━━━━━ MATERIAL
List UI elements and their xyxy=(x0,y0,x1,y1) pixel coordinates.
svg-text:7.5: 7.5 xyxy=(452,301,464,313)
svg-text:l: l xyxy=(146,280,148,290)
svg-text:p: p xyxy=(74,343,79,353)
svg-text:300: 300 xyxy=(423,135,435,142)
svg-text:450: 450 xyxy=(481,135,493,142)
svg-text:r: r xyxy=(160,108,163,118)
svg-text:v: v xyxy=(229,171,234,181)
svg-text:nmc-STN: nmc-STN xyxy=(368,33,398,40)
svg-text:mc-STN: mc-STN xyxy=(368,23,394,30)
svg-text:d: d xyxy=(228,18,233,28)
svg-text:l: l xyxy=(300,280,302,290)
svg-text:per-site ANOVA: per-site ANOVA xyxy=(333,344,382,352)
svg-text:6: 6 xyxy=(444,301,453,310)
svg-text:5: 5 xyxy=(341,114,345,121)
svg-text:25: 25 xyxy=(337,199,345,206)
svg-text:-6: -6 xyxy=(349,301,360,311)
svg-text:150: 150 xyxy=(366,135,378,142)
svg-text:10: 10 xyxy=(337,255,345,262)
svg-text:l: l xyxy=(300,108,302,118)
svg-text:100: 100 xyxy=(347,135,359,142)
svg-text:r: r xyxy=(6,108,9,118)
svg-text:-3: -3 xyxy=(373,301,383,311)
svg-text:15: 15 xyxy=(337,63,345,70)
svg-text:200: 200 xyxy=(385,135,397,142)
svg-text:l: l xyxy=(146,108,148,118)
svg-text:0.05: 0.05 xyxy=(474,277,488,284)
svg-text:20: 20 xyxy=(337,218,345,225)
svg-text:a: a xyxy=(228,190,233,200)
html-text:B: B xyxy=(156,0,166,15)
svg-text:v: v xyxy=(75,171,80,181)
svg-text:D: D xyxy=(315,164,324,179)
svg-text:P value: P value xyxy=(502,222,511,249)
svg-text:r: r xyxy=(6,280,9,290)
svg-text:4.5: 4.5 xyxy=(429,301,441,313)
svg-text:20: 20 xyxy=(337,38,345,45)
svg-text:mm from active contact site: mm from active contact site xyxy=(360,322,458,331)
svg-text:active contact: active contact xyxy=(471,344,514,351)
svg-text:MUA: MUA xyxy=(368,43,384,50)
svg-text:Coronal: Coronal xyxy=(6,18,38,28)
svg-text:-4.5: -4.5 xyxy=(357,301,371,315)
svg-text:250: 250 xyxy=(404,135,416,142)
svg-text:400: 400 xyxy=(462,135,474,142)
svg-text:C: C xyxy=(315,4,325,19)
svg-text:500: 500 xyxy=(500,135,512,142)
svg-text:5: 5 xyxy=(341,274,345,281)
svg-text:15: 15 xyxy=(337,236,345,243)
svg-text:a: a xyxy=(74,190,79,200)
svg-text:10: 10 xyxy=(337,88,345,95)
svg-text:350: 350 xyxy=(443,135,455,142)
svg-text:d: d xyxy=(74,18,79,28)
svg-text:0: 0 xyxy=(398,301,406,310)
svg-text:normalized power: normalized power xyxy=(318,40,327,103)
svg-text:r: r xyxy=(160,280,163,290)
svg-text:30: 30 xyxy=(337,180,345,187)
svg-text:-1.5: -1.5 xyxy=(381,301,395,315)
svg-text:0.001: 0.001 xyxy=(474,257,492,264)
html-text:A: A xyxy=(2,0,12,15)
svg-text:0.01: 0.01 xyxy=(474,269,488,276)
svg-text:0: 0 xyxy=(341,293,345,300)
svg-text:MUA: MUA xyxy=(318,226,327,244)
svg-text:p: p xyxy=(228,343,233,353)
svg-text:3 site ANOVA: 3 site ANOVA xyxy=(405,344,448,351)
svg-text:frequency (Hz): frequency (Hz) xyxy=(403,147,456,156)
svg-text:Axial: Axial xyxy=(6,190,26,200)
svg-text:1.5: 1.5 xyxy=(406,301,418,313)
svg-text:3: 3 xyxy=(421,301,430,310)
━━━━━━━━━━
GOAL: Duplicate every one of the lines above without changing anything.

ANSWER TO THE TASK:
List UI elements and their xyxy=(x0,y0,x1,y1) pixel coordinates.
svg-text:7.5: 7.5 xyxy=(452,301,464,313)
svg-text:l: l xyxy=(146,280,148,290)
svg-text:p: p xyxy=(74,343,79,353)
svg-text:300: 300 xyxy=(423,135,435,142)
svg-text:450: 450 xyxy=(481,135,493,142)
svg-text:r: r xyxy=(160,108,163,118)
svg-text:v: v xyxy=(229,171,234,181)
svg-text:nmc-STN: nmc-STN xyxy=(368,33,398,40)
svg-text:mc-STN: mc-STN xyxy=(368,23,394,30)
svg-text:d: d xyxy=(228,18,233,28)
svg-text:l: l xyxy=(300,280,302,290)
svg-text:per-site ANOVA: per-site ANOVA xyxy=(333,344,382,352)
svg-text:6: 6 xyxy=(444,301,453,310)
svg-text:5: 5 xyxy=(341,114,345,121)
svg-text:25: 25 xyxy=(337,199,345,206)
svg-text:-6: -6 xyxy=(349,301,360,311)
svg-text:150: 150 xyxy=(366,135,378,142)
svg-text:10: 10 xyxy=(337,255,345,262)
svg-text:l: l xyxy=(300,108,302,118)
svg-text:100: 100 xyxy=(347,135,359,142)
svg-text:r: r xyxy=(6,108,9,118)
svg-text:-3: -3 xyxy=(373,301,383,311)
svg-text:15: 15 xyxy=(337,63,345,70)
svg-text:200: 200 xyxy=(385,135,397,142)
svg-text:l: l xyxy=(146,108,148,118)
svg-text:0.05: 0.05 xyxy=(474,277,488,284)
svg-text:20: 20 xyxy=(337,218,345,225)
svg-text:a: a xyxy=(228,190,233,200)
html-text:B: B xyxy=(156,0,166,15)
svg-text:v: v xyxy=(75,171,80,181)
svg-text:D: D xyxy=(315,164,324,179)
svg-text:P value: P value xyxy=(502,222,511,249)
svg-text:r: r xyxy=(6,280,9,290)
svg-text:4.5: 4.5 xyxy=(429,301,441,313)
svg-text:20: 20 xyxy=(337,38,345,45)
svg-text:mm from active contact site: mm from active contact site xyxy=(360,322,458,331)
svg-text:active contact: active contact xyxy=(471,344,514,351)
svg-text:MUA: MUA xyxy=(368,43,384,50)
svg-text:Coronal: Coronal xyxy=(6,18,38,28)
svg-text:-4.5: -4.5 xyxy=(357,301,371,315)
svg-text:250: 250 xyxy=(404,135,416,142)
svg-text:400: 400 xyxy=(462,135,474,142)
svg-text:C: C xyxy=(315,4,325,19)
svg-text:500: 500 xyxy=(500,135,512,142)
svg-text:5: 5 xyxy=(341,274,345,281)
svg-text:15: 15 xyxy=(337,236,345,243)
svg-text:a: a xyxy=(74,190,79,200)
svg-text:10: 10 xyxy=(337,88,345,95)
svg-text:350: 350 xyxy=(443,135,455,142)
svg-text:d: d xyxy=(74,18,79,28)
svg-text:0: 0 xyxy=(398,301,406,310)
svg-text:normalized power: normalized power xyxy=(318,40,327,103)
svg-text:r: r xyxy=(160,280,163,290)
svg-text:30: 30 xyxy=(337,180,345,187)
svg-text:-1.5: -1.5 xyxy=(381,301,395,315)
svg-text:0.001: 0.001 xyxy=(474,257,492,264)
html-text:A: A xyxy=(2,0,12,15)
svg-text:0.01: 0.01 xyxy=(474,269,488,276)
svg-text:0: 0 xyxy=(341,293,345,300)
svg-text:MUA: MUA xyxy=(318,226,327,244)
svg-text:p: p xyxy=(228,343,233,353)
svg-text:3 site ANOVA: 3 site ANOVA xyxy=(405,344,448,351)
svg-text:frequency (Hz): frequency (Hz) xyxy=(403,147,456,156)
svg-text:Axial: Axial xyxy=(6,190,26,200)
svg-text:1.5: 1.5 xyxy=(406,301,418,313)
svg-text:3: 3 xyxy=(421,301,430,310)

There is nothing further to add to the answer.